[给定文本]
---+---

Flink手动维护offset
引言
对比spark来说一下,flink是如何像spark一样将kafka的offset维护到redis中,从而保证数据的一次仅一次消费,做到数据不丢失、不重复,用过spark的同学都知道,spark在读取kafka数据后,DStream
(准确是InputDStream[ConsumerRecord[String, String]])
中会有这几个信息:topic、partition、offset、key、value、timestamp
等等信息,在维护的时候只需要对DStream进行一次foreach操作就可以了,根据场景选择保存offset的位置,再次重启的时候,读取redis中的offset就可以了。
初次使用flink的同学会发现,flink从env.addSource
获得到是DataStream[String]
,里面的内容直接是value,那么该怎么处理?
步骤
- 重写
FlinkKafkaConsumer010
:组建NewKafkaDStream
- 存储offset到redis
- 读取
代码
import java.nio.charset.StandardCharsets
import java.util._
import com.oneniceapp.bin.KafkaDStream
import my.nexus.util.StringUtils //私仓
import org.apache.flink.api.common.typeinfo.{
TypeHint, TypeInformation}
import org.apache.flink.streaming.connectors.kafka.internals.KafkaTopicPartition
import org.apache.flink.streaming.connectors.kafka.{
FlinkKafkaConsumer010, FlinkKafkaConsumerBase}
import org.apache.flink.streaming.util.serialization.KeyedDeserializationSchema
import org.slf4j.LoggerFactory
import redis.clients.jedis.Jedis
import scala.collection.JavaConversions._
1、创建NewKafkaDStream
对象
case class KafkaDStream(topic:String, partition:Int, offset:Long, keyMessage:String, message:String){
}
2、组建kafka信息到NewKafkaDStream
/**
* 组建kafka信息
* @param topic
* @param groupid
* @return
*/
def createKafkaSource(topic:java.util.List[String], groupid:String): FlinkKafkaConsumer010[KafkaDStream] ={
// kafka消费者配置
val dataStream = new FlinkKafkaConsumer010[KafkaDStream](topic:java.util.List[String], new KeyedDeserializationSchema[KafkaDStream]() {
override def getProducedType: TypeInformation[KafkaDStream] = TypeInformation.of(new TypeHint[KafkaDStream]() {
})
override def deserialize(messageKey: Array[Byte], message: Array[Byte], topic: String, partition: Int, offset: Long): KafkaDStream = {
val kafkasource = new KafkaDStream(topic, partition, offset, new String(messageKey, StandardCharsets.UTF_8), new String(message, StandardCharsets.UTF_8))

---+---

[原始数据]

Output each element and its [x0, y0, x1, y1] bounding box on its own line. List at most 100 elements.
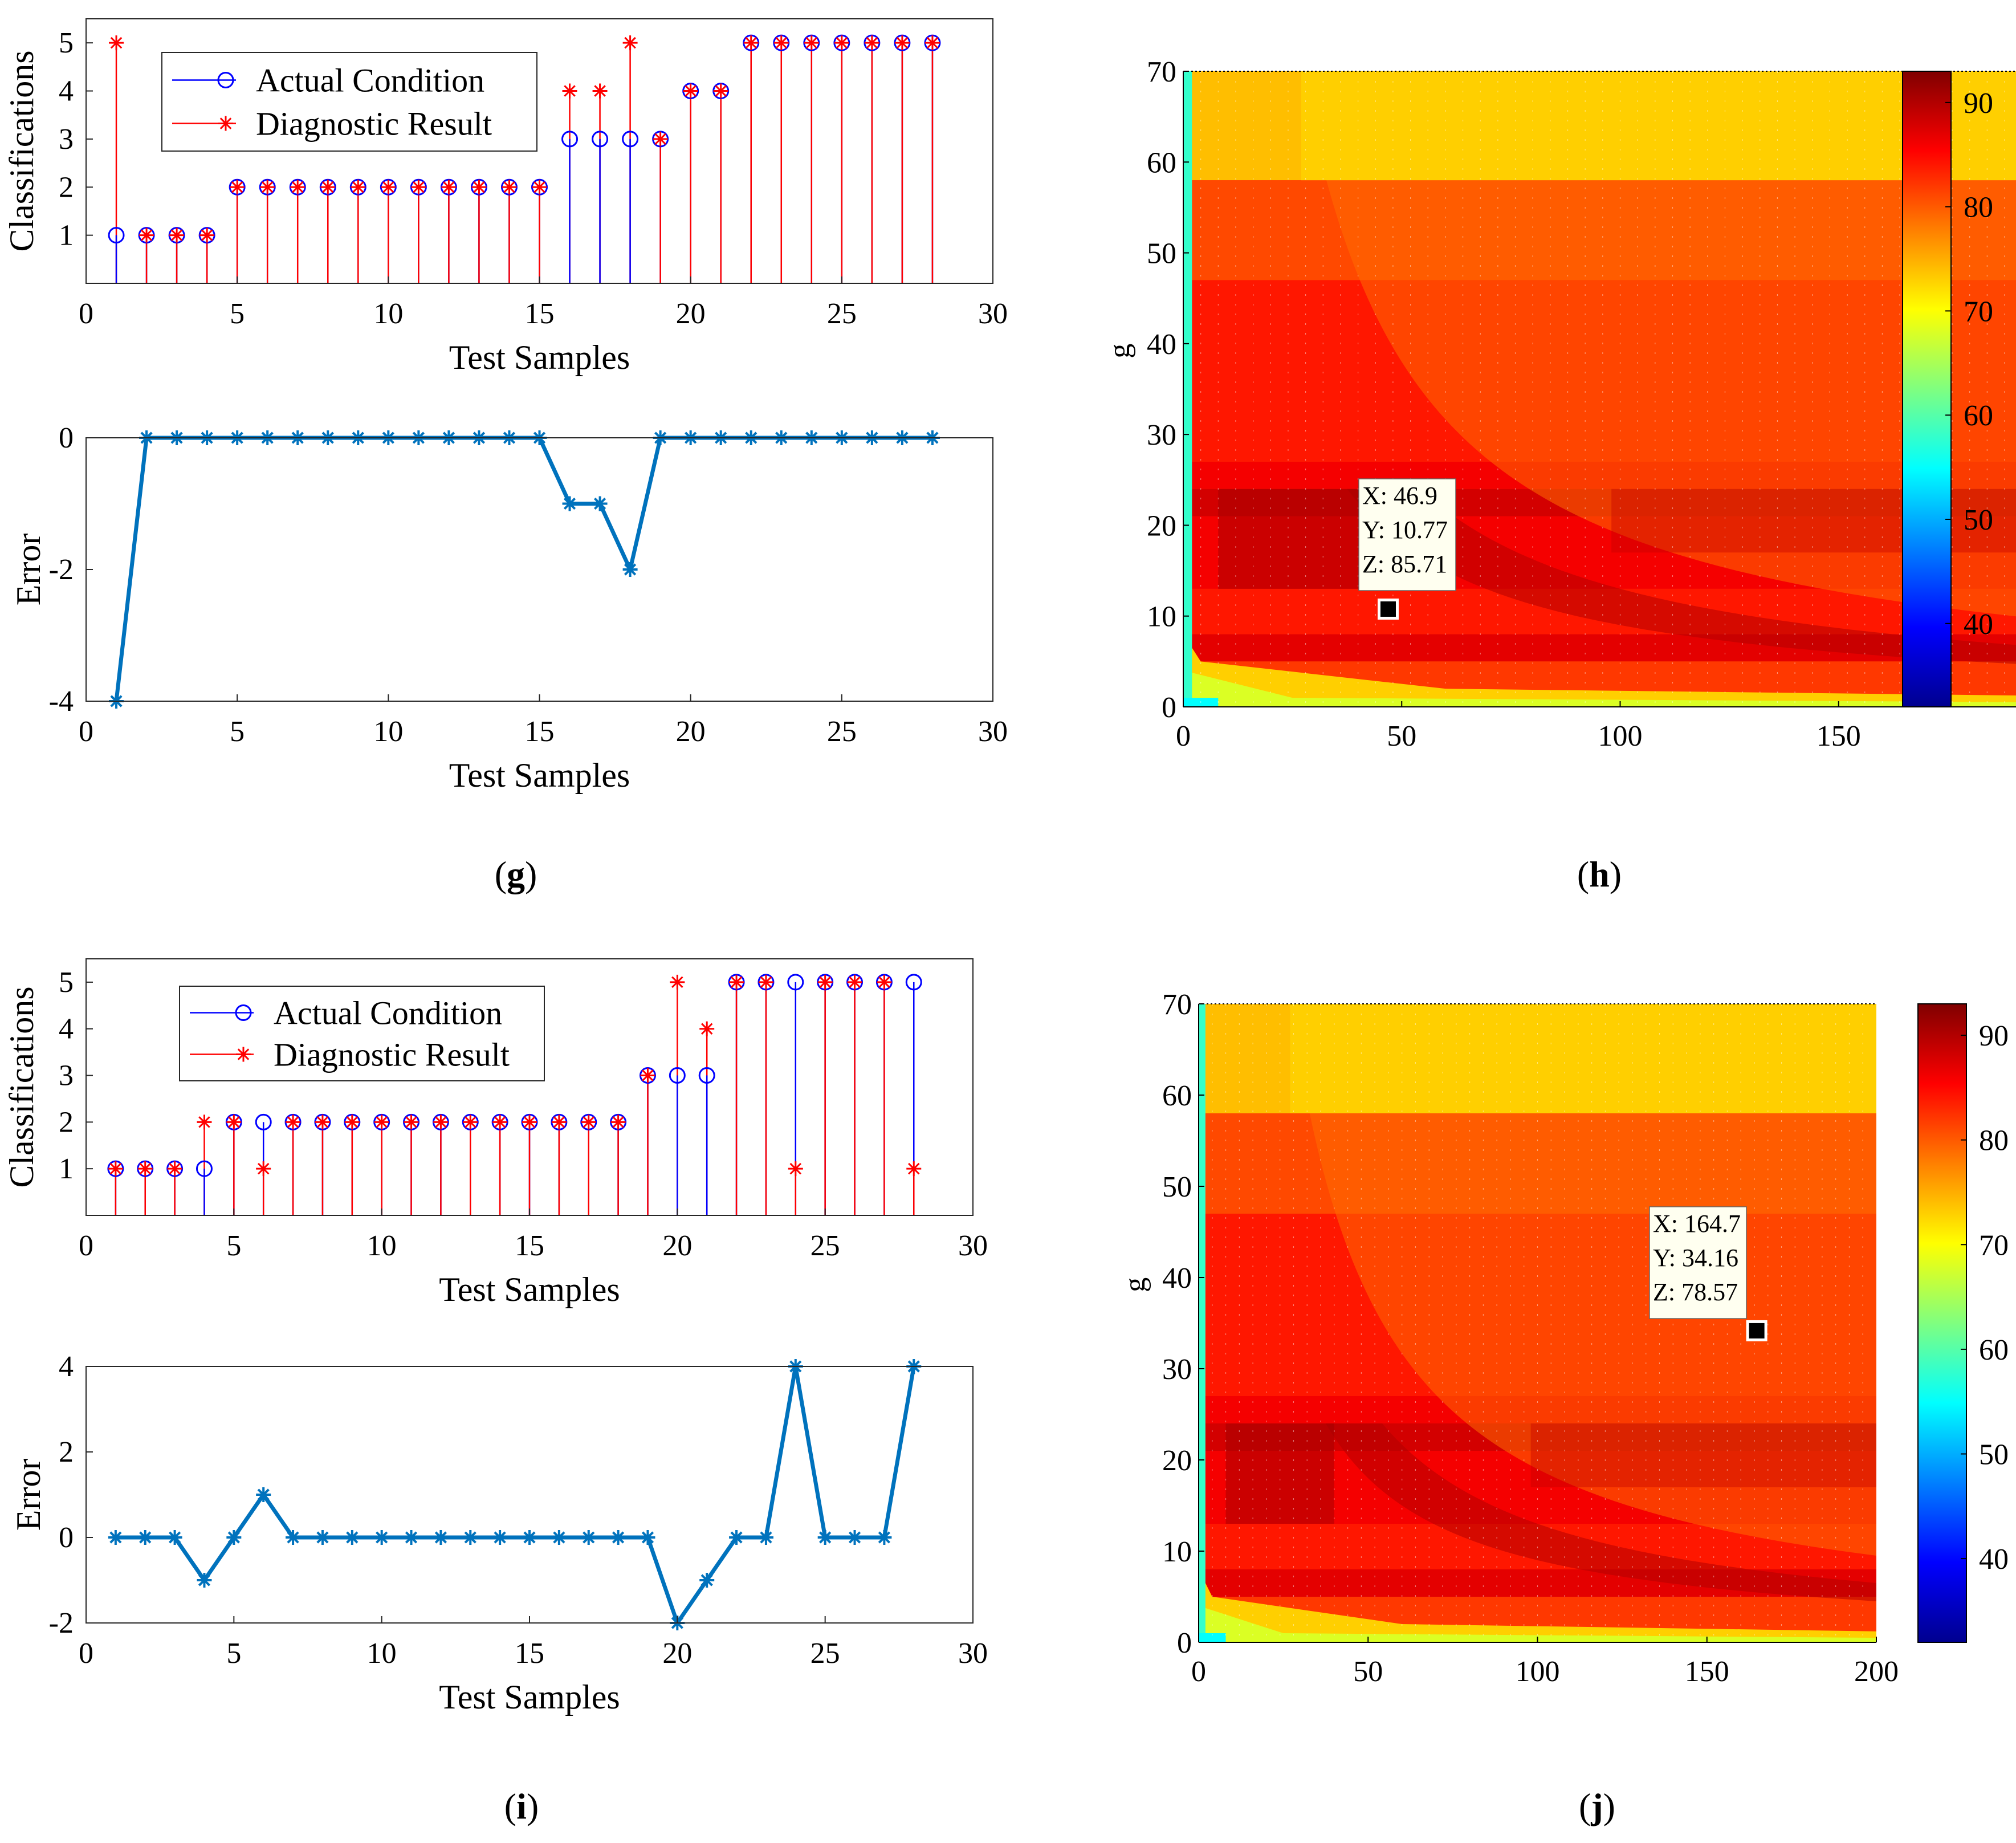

---+---

[任务要求]
从讲Flink手动维护offset的给定文本中抄出一段：自含有“Flink手动维护offset”的地方写起，写到“s中的offset就可以了。”为止。

[参考答案]
Flink手动维护offset
引言
对比spark来说一下,flink是如何像spark一样将kafka的offset维护到redis中,从而保证数据的一次仅一次消费,做到数据不丢失、不重复,用过spark的同学都知道,spark在读取kafka数据后,DStream
(准确是InputDStream[ConsumerRecord[String, String]])
中会有这几个信息:topic、partition、offset、key、value、timestamp
等等信息,在维护的时候只需要对DStream进行一次foreach操作就可以了,根据场景选择保存offset的位置,再次重启的时候,读取redis中的offset就可以了。